What the task requires -
Lines that contain the string "JSON" are to be copied; leave out all others.

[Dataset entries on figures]
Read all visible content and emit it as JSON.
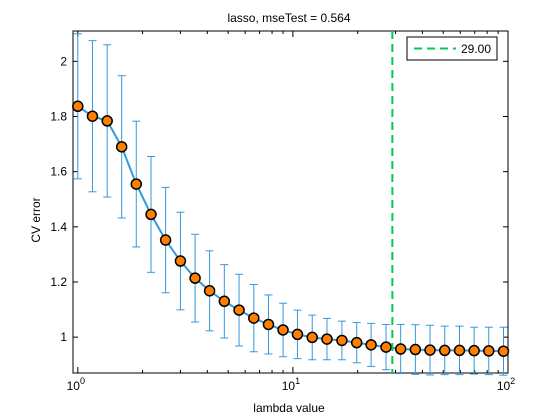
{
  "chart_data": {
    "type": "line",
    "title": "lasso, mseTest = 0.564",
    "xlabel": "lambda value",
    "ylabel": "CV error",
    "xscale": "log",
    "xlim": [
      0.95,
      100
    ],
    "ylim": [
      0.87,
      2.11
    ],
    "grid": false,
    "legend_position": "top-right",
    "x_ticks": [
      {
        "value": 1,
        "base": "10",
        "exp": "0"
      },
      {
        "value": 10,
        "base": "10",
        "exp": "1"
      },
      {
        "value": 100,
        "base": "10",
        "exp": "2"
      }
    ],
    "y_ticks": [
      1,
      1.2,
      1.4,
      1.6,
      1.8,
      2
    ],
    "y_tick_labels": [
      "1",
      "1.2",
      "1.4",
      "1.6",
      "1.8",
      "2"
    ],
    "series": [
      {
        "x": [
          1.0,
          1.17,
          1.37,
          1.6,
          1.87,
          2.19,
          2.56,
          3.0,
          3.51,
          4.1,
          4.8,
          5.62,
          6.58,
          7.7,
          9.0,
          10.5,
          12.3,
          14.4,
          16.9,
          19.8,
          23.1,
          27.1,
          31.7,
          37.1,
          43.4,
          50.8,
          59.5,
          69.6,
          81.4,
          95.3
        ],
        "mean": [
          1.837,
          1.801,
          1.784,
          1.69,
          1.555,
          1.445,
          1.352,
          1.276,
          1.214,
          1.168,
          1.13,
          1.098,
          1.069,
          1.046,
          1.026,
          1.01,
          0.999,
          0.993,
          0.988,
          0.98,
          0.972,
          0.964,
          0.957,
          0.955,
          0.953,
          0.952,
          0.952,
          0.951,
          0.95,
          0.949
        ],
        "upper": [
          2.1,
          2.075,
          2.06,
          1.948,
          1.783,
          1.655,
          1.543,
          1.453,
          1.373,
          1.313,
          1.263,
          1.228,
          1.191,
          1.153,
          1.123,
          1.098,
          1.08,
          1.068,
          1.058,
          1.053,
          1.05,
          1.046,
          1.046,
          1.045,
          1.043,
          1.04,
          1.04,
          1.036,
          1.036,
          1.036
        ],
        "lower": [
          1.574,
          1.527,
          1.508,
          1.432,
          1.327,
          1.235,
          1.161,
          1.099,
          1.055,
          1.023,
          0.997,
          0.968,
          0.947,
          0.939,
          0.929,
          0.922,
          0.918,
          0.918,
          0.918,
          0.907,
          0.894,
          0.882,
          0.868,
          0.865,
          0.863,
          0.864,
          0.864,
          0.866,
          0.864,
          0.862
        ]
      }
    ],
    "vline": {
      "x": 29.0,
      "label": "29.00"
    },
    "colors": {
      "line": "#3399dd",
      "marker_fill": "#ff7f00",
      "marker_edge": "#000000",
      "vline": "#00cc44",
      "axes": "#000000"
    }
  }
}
--
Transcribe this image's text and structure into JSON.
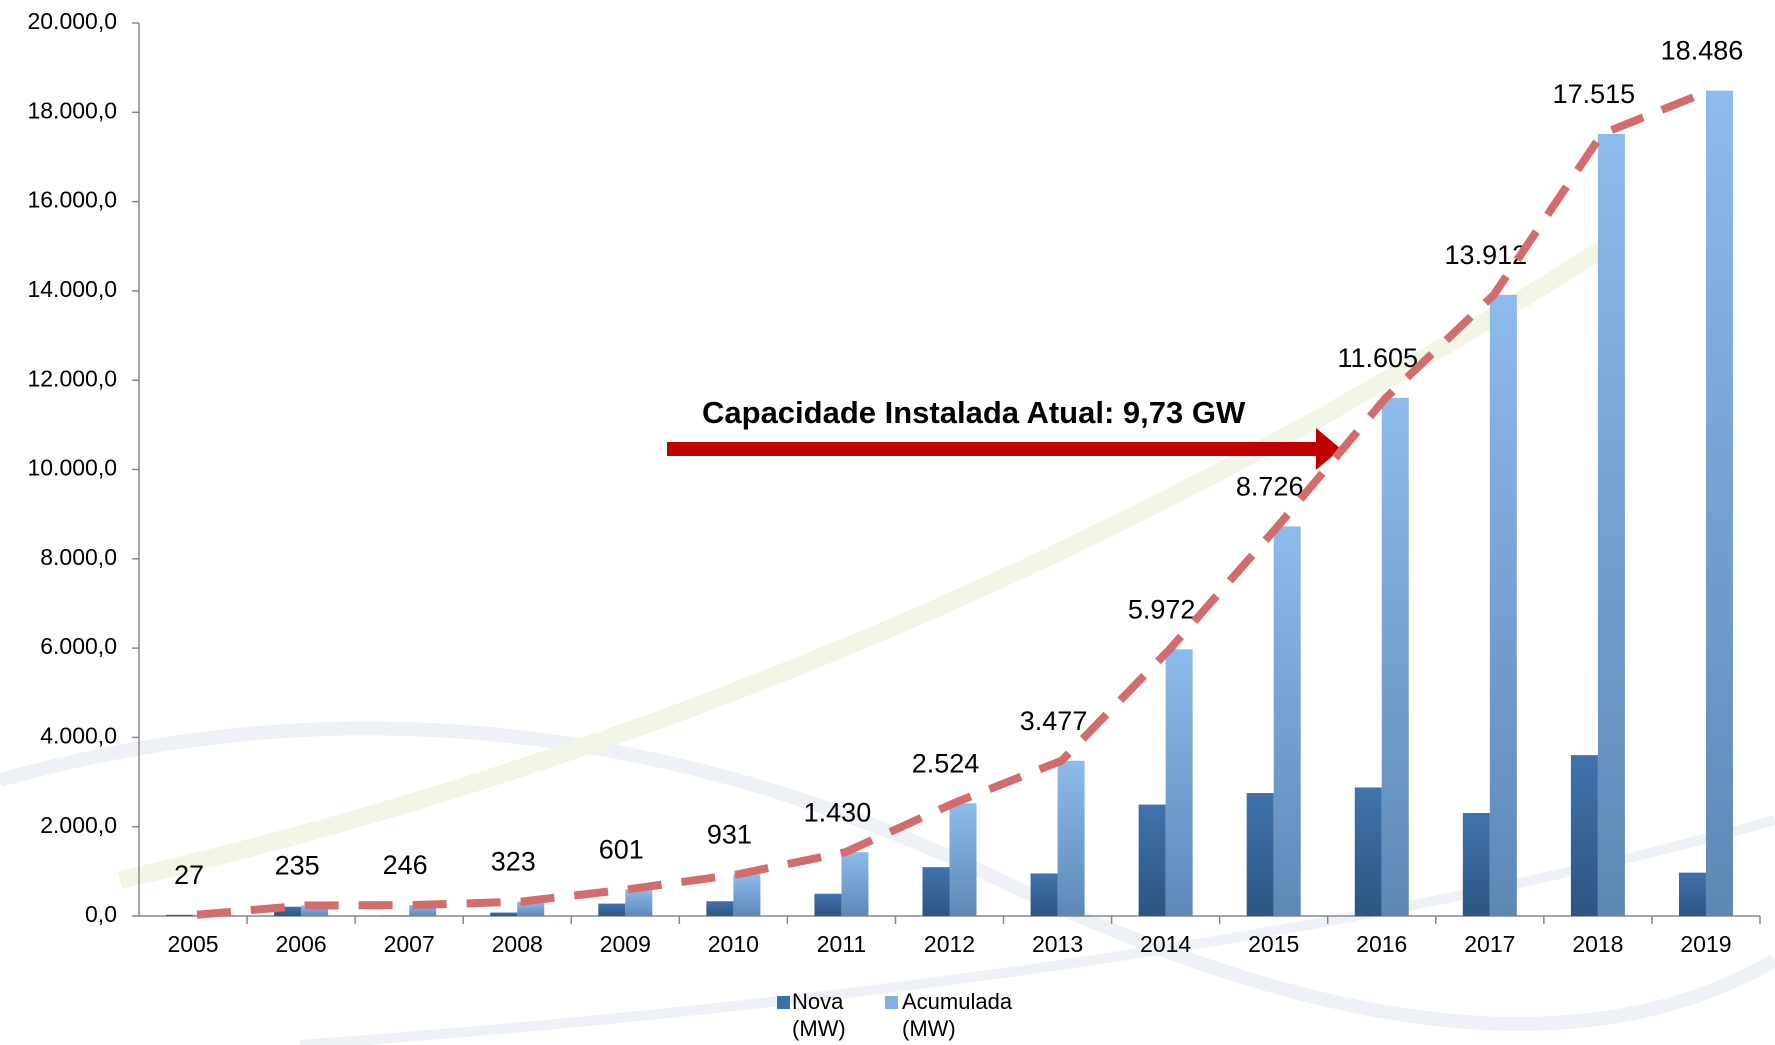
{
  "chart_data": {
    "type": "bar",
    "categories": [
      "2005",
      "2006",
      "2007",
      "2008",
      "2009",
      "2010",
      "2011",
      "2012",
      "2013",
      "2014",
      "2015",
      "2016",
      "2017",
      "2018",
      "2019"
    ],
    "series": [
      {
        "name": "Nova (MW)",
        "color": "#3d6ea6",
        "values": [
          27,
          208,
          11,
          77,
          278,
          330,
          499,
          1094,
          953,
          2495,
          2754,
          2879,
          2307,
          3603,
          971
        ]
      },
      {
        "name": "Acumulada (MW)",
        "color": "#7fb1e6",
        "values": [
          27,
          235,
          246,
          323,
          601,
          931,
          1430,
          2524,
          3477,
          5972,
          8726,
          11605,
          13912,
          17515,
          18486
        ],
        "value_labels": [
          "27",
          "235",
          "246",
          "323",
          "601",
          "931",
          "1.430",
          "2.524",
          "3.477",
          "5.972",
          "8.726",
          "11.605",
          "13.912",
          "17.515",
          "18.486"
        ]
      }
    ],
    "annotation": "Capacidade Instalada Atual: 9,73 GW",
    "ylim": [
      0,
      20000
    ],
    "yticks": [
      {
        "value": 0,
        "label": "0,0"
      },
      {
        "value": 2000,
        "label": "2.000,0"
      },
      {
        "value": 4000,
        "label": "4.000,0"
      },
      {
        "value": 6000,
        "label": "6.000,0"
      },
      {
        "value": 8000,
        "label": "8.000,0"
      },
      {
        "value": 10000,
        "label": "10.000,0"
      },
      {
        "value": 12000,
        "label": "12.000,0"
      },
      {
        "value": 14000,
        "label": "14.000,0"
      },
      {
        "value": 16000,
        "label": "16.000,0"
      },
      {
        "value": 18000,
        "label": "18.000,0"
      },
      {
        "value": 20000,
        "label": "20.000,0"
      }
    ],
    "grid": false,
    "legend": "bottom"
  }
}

Expected answer -
Read all visible content and emit it as JSON.
Transcribe this image's text and structure into JSON.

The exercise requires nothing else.